§ **Task prompt**: Drop the pictures, then extract the listing word for word.

§ **Records supplied**:
* begin *

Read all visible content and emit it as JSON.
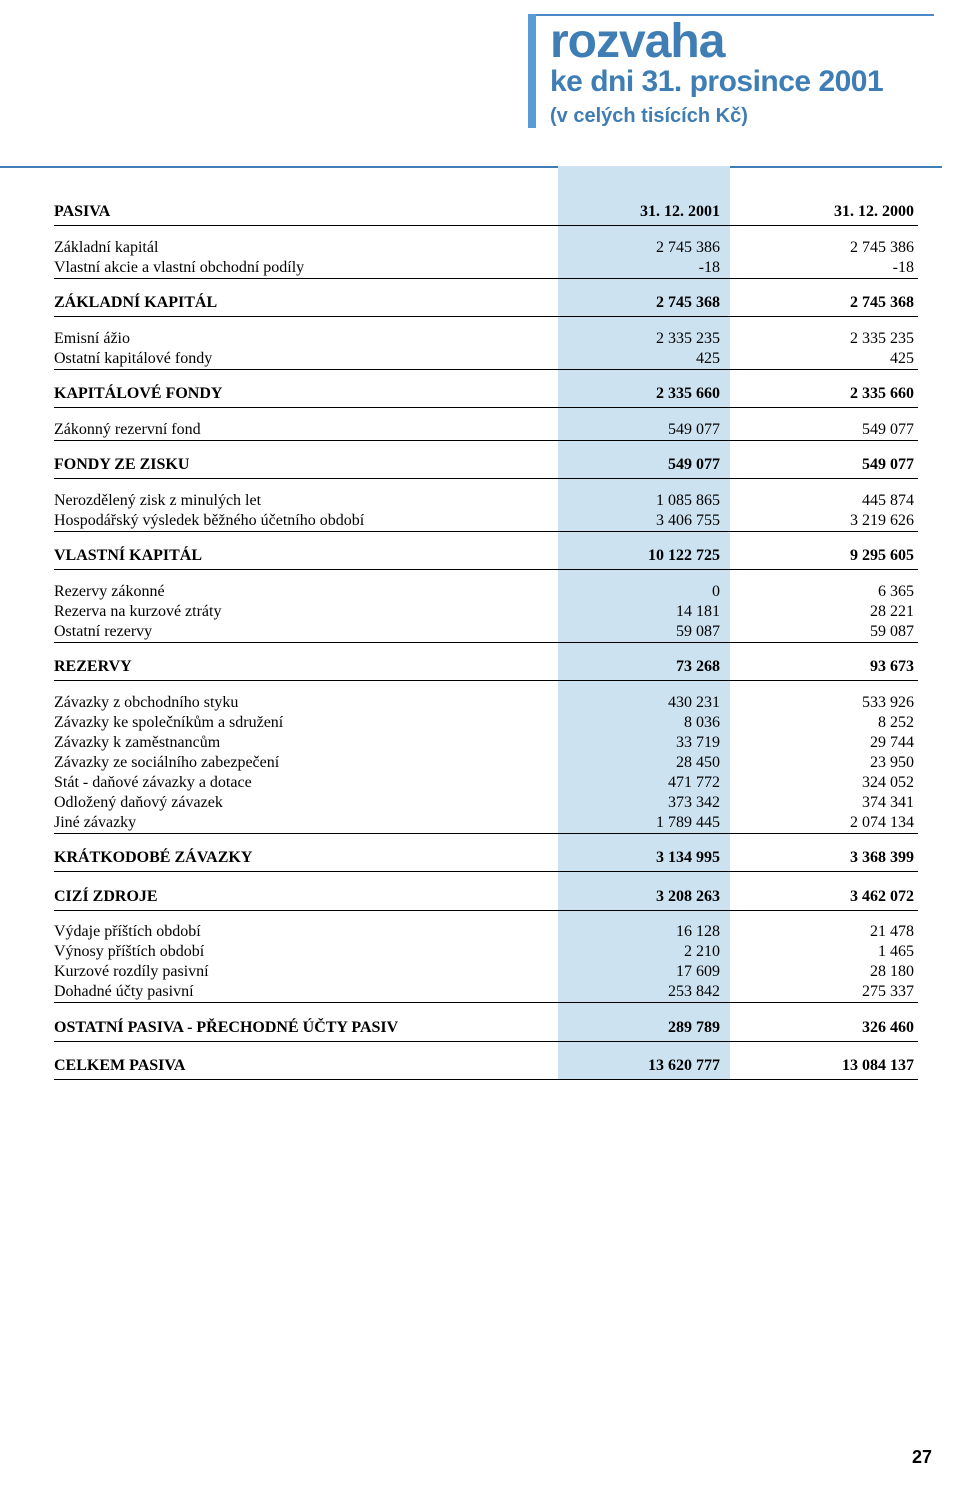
{
  "header": {
    "title_bold": "rozvaha",
    "subtitle": "ke dni 31. prosince 2001",
    "note": "(v celých tisících Kč)",
    "bar_color": "#5b9bd5",
    "text_color": "#3f7db5"
  },
  "band_color": "#cde2f0",
  "columns": {
    "heading": "PASIVA",
    "c1": "31. 12. 2001",
    "c2": "31. 12. 2000"
  },
  "rows": [
    {
      "label": "Základní kapitál",
      "c1": "2 745 386",
      "c2": "2 745 386"
    },
    {
      "label": "Vlastní akcie a vlastní obchodní podíly",
      "c1": "-18",
      "c2": "-18"
    }
  ],
  "s1": {
    "label": "ZÁKLADNÍ KAPITÁL",
    "c1": "2 745 368",
    "c2": "2 745 368"
  },
  "rows2": [
    {
      "label": "Emisní ážio",
      "c1": "2 335 235",
      "c2": "2 335 235"
    },
    {
      "label": "Ostatní kapitálové fondy",
      "c1": "425",
      "c2": "425"
    }
  ],
  "s2": {
    "label": "KAPITÁLOVÉ FONDY",
    "c1": "2 335 660",
    "c2": "2 335 660"
  },
  "rows3": [
    {
      "label": "Zákonný rezervní fond",
      "c1": "549 077",
      "c2": "549 077"
    }
  ],
  "s3": {
    "label": "FONDY ZE ZISKU",
    "c1": "549 077",
    "c2": "549 077"
  },
  "rows4": [
    {
      "label": "Nerozdělený zisk z minulých let",
      "c1": "1 085 865",
      "c2": "445 874"
    },
    {
      "label": "Hospodářský výsledek běžného účetního období",
      "c1": "3 406 755",
      "c2": "3 219 626"
    }
  ],
  "s4": {
    "label": "VLASTNÍ KAPITÁL",
    "c1": "10 122 725",
    "c2": "9 295 605"
  },
  "rows5": [
    {
      "label": "Rezervy zákonné",
      "c1": "0",
      "c2": "6 365"
    },
    {
      "label": "Rezerva na kurzové ztráty",
      "c1": "14 181",
      "c2": "28 221"
    },
    {
      "label": "Ostatní rezervy",
      "c1": "59 087",
      "c2": "59 087"
    }
  ],
  "s5": {
    "label": "REZERVY",
    "c1": "73 268",
    "c2": "93 673"
  },
  "rows6": [
    {
      "label": "Závazky z obchodního styku",
      "c1": "430 231",
      "c2": "533 926"
    },
    {
      "label": "Závazky ke společníkům a sdružení",
      "c1": "8 036",
      "c2": "8 252"
    },
    {
      "label": "Závazky k zaměstnancům",
      "c1": "33 719",
      "c2": "29 744"
    },
    {
      "label": "Závazky ze sociálního zabezpečení",
      "c1": "28 450",
      "c2": "23 950"
    },
    {
      "label": "Stát - daňové závazky a dotace",
      "c1": "471 772",
      "c2": "324 052"
    },
    {
      "label": "Odložený daňový závazek",
      "c1": "373 342",
      "c2": "374 341"
    },
    {
      "label": "Jiné závazky",
      "c1": "1 789 445",
      "c2": "2 074 134"
    }
  ],
  "s6": {
    "label": "KRÁTKODOBÉ ZÁVAZKY",
    "c1": "3 134 995",
    "c2": "3 368 399"
  },
  "s7": {
    "label": "CIZÍ ZDROJE",
    "c1": "3 208 263",
    "c2": "3 462 072"
  },
  "rows7": [
    {
      "label": "Výdaje příštích období",
      "c1": "16 128",
      "c2": "21 478"
    },
    {
      "label": "Výnosy příštích období",
      "c1": "2 210",
      "c2": "1 465"
    },
    {
      "label": "Kurzové rozdíly pasivní",
      "c1": "17 609",
      "c2": "28 180"
    },
    {
      "label": "Dohadné účty pasivní",
      "c1": "253 842",
      "c2": "275 337"
    }
  ],
  "s8": {
    "label": "OSTATNÍ PASIVA - PŘECHODNÉ ÚČTY PASIV",
    "c1": "289 789",
    "c2": "326 460"
  },
  "s9": {
    "label": "CELKEM PASIVA",
    "c1": "13 620 777",
    "c2": "13 084 137"
  },
  "page_number": "27"
}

* end *

§ **Answer**:
Read all visible content and emit it as JSON.
{
  "header": {
    "title_bold": "rozvaha",
    "subtitle": "ke dni 31. prosince 2001",
    "note": "(v celých tisících Kč)",
    "bar_color": "#5b9bd5",
    "text_color": "#3f7db5"
  },
  "band_color": "#cde2f0",
  "columns": {
    "heading": "PASIVA",
    "c1": "31. 12. 2001",
    "c2": "31. 12. 2000"
  },
  "rows": [
    {
      "label": "Základní kapitál",
      "c1": "2 745 386",
      "c2": "2 745 386"
    },
    {
      "label": "Vlastní akcie a vlastní obchodní podíly",
      "c1": "-18",
      "c2": "-18"
    }
  ],
  "s1": {
    "label": "ZÁKLADNÍ KAPITÁL",
    "c1": "2 745 368",
    "c2": "2 745 368"
  },
  "rows2": [
    {
      "label": "Emisní ážio",
      "c1": "2 335 235",
      "c2": "2 335 235"
    },
    {
      "label": "Ostatní kapitálové fondy",
      "c1": "425",
      "c2": "425"
    }
  ],
  "s2": {
    "label": "KAPITÁLOVÉ FONDY",
    "c1": "2 335 660",
    "c2": "2 335 660"
  },
  "rows3": [
    {
      "label": "Zákonný rezervní fond",
      "c1": "549 077",
      "c2": "549 077"
    }
  ],
  "s3": {
    "label": "FONDY ZE ZISKU",
    "c1": "549 077",
    "c2": "549 077"
  },
  "rows4": [
    {
      "label": "Nerozdělený zisk z minulých let",
      "c1": "1 085 865",
      "c2": "445 874"
    },
    {
      "label": "Hospodářský výsledek běžného účetního období",
      "c1": "3 406 755",
      "c2": "3 219 626"
    }
  ],
  "s4": {
    "label": "VLASTNÍ KAPITÁL",
    "c1": "10 122 725",
    "c2": "9 295 605"
  },
  "rows5": [
    {
      "label": "Rezervy zákonné",
      "c1": "0",
      "c2": "6 365"
    },
    {
      "label": "Rezerva na kurzové ztráty",
      "c1": "14 181",
      "c2": "28 221"
    },
    {
      "label": "Ostatní rezervy",
      "c1": "59 087",
      "c2": "59 087"
    }
  ],
  "s5": {
    "label": "REZERVY",
    "c1": "73 268",
    "c2": "93 673"
  },
  "rows6": [
    {
      "label": "Závazky z obchodního styku",
      "c1": "430 231",
      "c2": "533 926"
    },
    {
      "label": "Závazky ke společníkům a sdružení",
      "c1": "8 036",
      "c2": "8 252"
    },
    {
      "label": "Závazky k zaměstnancům",
      "c1": "33 719",
      "c2": "29 744"
    },
    {
      "label": "Závazky ze sociálního zabezpečení",
      "c1": "28 450",
      "c2": "23 950"
    },
    {
      "label": "Stát - daňové závazky a dotace",
      "c1": "471 772",
      "c2": "324 052"
    },
    {
      "label": "Odložený daňový závazek",
      "c1": "373 342",
      "c2": "374 341"
    },
    {
      "label": "Jiné závazky",
      "c1": "1 789 445",
      "c2": "2 074 134"
    }
  ],
  "s6": {
    "label": "KRÁTKODOBÉ ZÁVAZKY",
    "c1": "3 134 995",
    "c2": "3 368 399"
  },
  "s7": {
    "label": "CIZÍ ZDROJE",
    "c1": "3 208 263",
    "c2": "3 462 072"
  },
  "rows7": [
    {
      "label": "Výdaje příštích období",
      "c1": "16 128",
      "c2": "21 478"
    },
    {
      "label": "Výnosy příštích období",
      "c1": "2 210",
      "c2": "1 465"
    },
    {
      "label": "Kurzové rozdíly pasivní",
      "c1": "17 609",
      "c2": "28 180"
    },
    {
      "label": "Dohadné účty pasivní",
      "c1": "253 842",
      "c2": "275 337"
    }
  ],
  "s8": {
    "label": "OSTATNÍ PASIVA - PŘECHODNÉ ÚČTY PASIV",
    "c1": "289 789",
    "c2": "326 460"
  },
  "s9": {
    "label": "CELKEM PASIVA",
    "c1": "13 620 777",
    "c2": "13 084 137"
  },
  "page_number": "27"
}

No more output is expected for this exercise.